## [EXERCISE AIM]
Copy each line below that contains "JSON".

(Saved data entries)
** BEGIN **
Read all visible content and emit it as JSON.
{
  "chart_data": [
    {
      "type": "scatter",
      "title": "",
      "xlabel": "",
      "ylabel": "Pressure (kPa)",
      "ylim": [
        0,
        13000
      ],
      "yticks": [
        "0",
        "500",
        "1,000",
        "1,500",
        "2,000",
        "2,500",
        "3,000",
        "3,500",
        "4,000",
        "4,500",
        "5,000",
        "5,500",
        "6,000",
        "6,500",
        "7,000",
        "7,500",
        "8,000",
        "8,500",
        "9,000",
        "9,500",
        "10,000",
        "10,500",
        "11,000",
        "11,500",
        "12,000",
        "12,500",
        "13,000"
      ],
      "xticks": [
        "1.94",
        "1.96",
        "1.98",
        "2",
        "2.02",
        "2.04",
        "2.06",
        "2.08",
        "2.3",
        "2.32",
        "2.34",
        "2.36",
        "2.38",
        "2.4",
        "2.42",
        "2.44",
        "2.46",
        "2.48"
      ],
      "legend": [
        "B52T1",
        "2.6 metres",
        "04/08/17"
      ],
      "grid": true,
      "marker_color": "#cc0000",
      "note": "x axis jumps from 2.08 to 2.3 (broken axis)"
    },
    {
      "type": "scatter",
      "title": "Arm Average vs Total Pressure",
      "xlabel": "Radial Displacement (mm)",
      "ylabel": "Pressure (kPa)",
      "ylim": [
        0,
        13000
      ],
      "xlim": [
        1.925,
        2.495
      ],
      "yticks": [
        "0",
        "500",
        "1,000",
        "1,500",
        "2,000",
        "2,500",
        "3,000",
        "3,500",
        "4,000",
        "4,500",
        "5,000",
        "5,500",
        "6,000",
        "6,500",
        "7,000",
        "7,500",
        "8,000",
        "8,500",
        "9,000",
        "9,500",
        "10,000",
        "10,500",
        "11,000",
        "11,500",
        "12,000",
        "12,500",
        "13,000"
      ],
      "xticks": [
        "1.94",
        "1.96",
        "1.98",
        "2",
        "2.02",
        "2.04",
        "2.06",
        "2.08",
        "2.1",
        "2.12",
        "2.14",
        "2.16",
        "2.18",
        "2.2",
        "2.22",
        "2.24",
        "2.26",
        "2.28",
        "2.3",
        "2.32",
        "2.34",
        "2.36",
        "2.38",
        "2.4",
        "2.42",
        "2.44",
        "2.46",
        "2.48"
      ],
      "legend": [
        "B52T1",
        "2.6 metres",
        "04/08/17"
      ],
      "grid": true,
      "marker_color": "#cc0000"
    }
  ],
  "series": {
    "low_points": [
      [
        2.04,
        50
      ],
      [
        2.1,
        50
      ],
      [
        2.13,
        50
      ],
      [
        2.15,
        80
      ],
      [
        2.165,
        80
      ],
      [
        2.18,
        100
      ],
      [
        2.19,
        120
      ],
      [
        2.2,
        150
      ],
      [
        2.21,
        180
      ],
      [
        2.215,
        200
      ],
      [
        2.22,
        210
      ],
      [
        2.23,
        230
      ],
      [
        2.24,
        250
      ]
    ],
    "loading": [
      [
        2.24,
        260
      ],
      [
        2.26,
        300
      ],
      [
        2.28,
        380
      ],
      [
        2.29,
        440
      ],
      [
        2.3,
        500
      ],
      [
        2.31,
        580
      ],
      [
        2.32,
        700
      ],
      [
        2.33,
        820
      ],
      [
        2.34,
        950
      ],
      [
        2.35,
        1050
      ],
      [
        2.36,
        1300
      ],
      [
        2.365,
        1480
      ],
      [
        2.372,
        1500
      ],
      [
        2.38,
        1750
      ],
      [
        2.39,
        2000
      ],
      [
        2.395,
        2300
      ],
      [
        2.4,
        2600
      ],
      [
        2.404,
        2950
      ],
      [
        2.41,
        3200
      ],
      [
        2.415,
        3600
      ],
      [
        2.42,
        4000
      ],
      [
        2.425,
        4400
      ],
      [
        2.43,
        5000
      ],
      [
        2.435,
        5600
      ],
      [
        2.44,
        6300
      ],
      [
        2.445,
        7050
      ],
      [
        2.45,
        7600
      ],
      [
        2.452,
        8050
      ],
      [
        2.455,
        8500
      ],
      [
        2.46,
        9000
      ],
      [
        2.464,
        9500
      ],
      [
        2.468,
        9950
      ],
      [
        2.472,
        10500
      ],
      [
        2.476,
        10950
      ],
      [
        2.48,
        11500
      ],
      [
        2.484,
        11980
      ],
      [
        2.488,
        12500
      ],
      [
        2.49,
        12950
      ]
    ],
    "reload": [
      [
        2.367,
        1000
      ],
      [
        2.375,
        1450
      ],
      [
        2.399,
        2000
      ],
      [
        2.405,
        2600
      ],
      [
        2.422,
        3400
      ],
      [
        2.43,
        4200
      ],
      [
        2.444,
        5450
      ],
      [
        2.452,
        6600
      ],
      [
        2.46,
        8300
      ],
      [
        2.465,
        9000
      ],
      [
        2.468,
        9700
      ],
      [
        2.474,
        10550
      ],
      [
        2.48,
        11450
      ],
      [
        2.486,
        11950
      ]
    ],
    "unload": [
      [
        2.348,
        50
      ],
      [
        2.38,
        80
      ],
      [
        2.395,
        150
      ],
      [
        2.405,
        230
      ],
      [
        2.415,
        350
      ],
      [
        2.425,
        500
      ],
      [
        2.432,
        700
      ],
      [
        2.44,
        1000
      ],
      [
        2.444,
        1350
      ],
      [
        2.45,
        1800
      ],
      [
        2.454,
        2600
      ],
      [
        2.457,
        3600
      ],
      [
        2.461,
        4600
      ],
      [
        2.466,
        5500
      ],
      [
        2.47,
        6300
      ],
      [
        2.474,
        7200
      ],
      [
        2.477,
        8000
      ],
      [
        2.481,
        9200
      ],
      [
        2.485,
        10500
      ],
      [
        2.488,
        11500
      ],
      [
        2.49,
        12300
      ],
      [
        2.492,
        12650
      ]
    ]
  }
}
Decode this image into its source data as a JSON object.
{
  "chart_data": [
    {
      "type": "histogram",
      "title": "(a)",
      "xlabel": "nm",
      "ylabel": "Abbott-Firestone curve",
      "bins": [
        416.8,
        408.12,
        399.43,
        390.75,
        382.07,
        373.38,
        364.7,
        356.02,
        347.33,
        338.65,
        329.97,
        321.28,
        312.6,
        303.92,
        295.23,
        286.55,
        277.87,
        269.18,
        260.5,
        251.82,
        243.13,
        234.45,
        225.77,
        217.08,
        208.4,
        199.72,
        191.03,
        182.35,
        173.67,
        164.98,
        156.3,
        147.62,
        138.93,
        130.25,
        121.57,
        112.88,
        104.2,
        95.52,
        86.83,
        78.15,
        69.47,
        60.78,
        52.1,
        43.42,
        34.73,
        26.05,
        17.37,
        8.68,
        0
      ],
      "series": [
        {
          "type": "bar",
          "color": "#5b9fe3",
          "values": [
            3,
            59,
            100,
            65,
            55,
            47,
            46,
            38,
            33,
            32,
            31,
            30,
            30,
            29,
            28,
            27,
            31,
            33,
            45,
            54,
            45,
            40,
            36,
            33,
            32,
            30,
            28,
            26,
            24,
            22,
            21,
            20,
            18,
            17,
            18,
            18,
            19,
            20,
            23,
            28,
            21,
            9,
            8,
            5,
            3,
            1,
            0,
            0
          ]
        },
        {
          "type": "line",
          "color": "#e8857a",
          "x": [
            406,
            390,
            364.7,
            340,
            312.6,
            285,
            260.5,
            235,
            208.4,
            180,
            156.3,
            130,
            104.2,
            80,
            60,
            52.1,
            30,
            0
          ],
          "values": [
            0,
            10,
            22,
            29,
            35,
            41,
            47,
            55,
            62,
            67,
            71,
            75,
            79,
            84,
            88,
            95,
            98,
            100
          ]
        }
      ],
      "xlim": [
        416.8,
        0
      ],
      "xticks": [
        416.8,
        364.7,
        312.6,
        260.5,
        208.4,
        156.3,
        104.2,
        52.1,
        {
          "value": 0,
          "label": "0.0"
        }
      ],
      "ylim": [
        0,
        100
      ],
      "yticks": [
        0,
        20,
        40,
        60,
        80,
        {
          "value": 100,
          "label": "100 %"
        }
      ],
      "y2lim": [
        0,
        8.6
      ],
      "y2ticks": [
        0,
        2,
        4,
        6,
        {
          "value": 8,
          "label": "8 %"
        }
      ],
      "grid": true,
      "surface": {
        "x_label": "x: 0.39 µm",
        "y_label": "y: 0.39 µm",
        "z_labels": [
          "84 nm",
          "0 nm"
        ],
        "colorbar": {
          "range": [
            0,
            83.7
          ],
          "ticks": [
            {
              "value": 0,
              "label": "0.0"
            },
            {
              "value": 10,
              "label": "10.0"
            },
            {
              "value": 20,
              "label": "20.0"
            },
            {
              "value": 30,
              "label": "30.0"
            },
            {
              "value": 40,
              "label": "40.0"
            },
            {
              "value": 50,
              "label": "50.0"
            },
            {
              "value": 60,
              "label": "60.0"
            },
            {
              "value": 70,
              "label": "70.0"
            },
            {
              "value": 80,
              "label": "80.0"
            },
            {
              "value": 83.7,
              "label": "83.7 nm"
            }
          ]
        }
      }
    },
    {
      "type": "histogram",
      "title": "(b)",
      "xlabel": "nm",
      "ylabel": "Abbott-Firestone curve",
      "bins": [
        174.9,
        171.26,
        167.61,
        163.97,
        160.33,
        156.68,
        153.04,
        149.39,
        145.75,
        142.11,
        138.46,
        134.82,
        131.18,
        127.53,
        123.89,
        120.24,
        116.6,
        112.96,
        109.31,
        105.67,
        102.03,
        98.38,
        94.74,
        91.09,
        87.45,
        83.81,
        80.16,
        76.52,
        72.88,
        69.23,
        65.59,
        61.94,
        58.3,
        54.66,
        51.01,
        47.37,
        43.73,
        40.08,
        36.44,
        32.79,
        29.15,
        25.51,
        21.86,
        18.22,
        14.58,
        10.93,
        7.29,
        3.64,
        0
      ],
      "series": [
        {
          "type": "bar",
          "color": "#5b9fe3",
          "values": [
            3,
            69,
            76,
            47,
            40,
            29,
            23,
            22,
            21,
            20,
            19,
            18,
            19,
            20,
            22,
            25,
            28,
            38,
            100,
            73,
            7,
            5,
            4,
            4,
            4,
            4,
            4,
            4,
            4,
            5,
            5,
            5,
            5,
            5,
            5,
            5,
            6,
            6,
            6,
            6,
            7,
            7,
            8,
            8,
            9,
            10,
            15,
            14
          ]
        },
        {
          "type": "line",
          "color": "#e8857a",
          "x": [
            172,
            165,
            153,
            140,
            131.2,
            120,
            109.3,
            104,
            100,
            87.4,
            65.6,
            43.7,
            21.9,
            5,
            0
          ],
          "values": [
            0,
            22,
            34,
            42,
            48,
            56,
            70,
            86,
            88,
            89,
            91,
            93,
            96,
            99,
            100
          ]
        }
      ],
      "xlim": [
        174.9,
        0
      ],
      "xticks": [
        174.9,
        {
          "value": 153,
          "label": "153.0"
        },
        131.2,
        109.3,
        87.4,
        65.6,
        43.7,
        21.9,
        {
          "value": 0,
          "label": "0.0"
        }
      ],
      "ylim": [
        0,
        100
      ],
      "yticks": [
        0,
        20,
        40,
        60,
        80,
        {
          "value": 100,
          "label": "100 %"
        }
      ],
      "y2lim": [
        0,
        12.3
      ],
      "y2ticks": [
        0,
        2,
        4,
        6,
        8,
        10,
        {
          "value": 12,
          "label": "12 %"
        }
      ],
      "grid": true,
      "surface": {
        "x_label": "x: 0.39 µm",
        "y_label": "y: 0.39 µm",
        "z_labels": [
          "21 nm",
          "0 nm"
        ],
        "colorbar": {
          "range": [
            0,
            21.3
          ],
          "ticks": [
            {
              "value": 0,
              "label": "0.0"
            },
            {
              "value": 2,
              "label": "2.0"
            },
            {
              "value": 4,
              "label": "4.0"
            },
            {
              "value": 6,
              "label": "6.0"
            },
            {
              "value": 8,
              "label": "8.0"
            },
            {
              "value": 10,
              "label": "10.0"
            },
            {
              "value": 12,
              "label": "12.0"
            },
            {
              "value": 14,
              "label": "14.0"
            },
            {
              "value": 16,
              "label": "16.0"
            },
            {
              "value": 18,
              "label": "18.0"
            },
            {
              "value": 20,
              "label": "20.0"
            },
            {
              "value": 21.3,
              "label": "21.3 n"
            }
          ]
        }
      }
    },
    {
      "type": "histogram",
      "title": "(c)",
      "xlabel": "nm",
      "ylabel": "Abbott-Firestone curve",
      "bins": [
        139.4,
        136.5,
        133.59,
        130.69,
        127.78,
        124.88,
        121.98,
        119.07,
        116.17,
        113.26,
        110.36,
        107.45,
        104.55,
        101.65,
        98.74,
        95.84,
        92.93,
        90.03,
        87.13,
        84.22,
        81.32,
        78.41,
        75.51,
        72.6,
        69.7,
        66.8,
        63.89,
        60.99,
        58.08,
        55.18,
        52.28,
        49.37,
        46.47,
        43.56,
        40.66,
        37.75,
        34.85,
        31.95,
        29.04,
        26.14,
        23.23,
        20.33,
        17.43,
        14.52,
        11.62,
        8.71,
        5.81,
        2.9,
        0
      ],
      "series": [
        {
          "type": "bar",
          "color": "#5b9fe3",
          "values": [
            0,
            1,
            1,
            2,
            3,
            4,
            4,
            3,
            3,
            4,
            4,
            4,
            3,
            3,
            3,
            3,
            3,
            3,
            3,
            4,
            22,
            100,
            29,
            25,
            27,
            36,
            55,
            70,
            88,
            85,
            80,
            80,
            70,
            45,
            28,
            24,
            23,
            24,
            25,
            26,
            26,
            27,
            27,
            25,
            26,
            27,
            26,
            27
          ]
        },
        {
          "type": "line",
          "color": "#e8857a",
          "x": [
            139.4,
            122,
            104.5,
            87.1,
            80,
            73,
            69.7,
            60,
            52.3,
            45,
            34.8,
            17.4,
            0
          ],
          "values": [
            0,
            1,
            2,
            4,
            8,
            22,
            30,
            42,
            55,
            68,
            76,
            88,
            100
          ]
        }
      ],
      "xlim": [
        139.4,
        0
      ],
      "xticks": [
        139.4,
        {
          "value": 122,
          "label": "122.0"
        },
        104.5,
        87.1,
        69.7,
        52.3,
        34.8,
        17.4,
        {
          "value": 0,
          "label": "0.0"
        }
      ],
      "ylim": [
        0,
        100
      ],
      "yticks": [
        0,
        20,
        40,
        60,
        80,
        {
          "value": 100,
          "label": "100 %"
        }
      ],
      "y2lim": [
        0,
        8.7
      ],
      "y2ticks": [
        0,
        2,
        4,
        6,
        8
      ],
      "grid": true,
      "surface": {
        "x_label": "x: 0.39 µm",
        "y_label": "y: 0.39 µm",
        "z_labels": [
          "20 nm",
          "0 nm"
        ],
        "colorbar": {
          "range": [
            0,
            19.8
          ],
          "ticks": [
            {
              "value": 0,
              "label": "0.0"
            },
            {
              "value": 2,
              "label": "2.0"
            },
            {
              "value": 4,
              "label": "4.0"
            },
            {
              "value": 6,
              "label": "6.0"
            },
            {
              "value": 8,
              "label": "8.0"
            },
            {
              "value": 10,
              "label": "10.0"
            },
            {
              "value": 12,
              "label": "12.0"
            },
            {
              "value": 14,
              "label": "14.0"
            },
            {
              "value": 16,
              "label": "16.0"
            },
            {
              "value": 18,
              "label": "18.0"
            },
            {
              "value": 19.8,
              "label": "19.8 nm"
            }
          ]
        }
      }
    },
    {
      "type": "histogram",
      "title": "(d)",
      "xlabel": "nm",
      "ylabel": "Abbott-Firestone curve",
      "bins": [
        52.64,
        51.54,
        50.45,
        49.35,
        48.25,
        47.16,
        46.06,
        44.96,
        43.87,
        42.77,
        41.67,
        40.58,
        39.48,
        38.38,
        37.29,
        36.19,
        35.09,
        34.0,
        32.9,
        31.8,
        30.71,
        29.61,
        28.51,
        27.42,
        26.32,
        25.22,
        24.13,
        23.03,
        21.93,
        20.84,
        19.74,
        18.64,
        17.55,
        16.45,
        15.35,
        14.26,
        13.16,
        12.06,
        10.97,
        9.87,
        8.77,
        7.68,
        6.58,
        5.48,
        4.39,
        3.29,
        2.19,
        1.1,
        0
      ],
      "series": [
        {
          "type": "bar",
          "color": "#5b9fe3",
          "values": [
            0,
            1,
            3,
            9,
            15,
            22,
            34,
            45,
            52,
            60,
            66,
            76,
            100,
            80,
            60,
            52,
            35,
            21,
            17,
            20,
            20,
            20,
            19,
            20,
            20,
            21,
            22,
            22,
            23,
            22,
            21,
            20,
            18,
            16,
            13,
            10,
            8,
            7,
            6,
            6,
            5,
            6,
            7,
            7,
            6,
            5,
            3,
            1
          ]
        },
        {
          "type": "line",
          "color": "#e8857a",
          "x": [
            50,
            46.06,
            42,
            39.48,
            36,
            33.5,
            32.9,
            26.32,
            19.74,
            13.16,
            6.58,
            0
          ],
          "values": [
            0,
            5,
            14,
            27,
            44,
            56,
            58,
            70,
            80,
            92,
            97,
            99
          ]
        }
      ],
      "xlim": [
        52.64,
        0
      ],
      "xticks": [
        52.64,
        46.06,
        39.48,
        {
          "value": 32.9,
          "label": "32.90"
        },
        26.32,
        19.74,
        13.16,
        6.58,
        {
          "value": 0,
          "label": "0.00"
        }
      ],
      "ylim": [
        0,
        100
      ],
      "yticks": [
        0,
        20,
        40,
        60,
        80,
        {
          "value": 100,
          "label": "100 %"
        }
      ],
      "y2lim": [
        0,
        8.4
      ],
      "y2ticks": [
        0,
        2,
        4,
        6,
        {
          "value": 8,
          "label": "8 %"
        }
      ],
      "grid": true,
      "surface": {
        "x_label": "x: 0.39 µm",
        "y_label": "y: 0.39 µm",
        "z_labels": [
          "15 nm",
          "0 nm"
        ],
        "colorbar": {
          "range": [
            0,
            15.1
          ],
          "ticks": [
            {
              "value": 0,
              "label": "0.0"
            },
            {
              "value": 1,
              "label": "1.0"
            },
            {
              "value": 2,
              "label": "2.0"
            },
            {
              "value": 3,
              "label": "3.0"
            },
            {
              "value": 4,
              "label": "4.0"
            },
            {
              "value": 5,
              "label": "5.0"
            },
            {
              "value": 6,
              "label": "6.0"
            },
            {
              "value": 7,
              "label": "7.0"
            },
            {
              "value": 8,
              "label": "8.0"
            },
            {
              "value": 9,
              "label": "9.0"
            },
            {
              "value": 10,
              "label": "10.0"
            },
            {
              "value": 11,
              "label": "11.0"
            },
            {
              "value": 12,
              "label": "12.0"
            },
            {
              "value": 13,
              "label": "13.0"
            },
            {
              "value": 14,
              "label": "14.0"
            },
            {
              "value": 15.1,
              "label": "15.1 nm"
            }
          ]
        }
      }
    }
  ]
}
** END **
## [THE ANSWER]
Read all visible content and emit it as JSON.
Decode this image into its source data as a JSON object.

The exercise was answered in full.